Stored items
▬▬▬▬▬▬
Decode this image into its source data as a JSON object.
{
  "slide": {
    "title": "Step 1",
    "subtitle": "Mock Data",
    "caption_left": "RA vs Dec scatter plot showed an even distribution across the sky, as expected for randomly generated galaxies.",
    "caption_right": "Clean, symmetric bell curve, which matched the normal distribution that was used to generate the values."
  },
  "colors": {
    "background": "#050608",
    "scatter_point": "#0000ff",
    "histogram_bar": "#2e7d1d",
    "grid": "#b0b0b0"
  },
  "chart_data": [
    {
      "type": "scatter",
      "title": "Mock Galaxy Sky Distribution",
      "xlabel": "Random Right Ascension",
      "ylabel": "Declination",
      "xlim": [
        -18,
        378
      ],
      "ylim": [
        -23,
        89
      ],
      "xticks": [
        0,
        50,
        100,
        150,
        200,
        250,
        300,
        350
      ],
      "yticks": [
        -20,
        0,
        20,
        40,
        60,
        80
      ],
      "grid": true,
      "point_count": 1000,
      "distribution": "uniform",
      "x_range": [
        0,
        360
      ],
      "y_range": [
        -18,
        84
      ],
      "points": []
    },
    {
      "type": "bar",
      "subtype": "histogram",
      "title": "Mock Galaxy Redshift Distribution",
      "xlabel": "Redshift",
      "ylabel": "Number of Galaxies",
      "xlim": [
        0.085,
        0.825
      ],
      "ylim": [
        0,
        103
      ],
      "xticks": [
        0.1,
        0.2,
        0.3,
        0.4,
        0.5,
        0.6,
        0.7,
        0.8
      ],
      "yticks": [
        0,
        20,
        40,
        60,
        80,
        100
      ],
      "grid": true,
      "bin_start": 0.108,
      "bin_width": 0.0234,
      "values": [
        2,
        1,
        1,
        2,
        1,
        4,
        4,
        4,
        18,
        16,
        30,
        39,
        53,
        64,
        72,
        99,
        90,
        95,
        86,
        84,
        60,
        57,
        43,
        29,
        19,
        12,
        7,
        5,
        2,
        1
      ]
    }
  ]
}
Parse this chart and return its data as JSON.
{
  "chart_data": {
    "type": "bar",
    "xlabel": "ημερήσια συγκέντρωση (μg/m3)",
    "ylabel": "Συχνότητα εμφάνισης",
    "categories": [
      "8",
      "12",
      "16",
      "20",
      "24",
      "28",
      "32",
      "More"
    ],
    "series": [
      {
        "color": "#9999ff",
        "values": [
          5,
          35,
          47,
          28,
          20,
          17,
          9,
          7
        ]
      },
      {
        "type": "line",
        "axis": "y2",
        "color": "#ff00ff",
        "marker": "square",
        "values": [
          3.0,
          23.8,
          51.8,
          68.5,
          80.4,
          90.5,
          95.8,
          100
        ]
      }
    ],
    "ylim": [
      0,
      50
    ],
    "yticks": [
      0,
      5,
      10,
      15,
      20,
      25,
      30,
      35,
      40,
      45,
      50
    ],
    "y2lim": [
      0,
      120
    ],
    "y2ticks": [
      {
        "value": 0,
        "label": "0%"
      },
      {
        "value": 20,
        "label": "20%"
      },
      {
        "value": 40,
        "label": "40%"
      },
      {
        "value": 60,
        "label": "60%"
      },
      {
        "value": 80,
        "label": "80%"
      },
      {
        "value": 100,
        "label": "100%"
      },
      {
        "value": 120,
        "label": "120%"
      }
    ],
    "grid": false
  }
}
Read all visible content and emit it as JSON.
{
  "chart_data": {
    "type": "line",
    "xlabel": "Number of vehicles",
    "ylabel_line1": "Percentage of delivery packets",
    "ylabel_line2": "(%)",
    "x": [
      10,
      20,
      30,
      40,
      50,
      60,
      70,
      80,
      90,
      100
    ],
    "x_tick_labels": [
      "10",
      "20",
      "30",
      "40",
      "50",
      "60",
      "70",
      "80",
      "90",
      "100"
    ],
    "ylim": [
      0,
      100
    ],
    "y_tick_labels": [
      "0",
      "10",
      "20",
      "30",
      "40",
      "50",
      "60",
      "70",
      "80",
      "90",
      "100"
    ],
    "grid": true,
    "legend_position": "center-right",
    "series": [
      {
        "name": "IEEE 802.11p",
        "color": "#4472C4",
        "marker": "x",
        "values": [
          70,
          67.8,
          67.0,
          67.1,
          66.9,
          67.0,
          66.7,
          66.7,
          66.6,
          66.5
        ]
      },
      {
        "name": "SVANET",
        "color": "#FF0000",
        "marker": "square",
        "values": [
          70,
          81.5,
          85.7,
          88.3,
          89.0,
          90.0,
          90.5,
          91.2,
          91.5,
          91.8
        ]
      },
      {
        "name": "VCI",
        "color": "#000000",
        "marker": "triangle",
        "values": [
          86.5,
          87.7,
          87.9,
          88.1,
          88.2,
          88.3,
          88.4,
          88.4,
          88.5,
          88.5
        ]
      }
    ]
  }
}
▬▬▬▬▬▬
▶ [Exercise brief]: Which lines in the listing above hold the word "JSON"? Show each of them.

▶ [Written response]:
Decode this image into its source data as a JSON object.
Parse this chart and return its data as JSON.
Read all visible content and emit it as JSON.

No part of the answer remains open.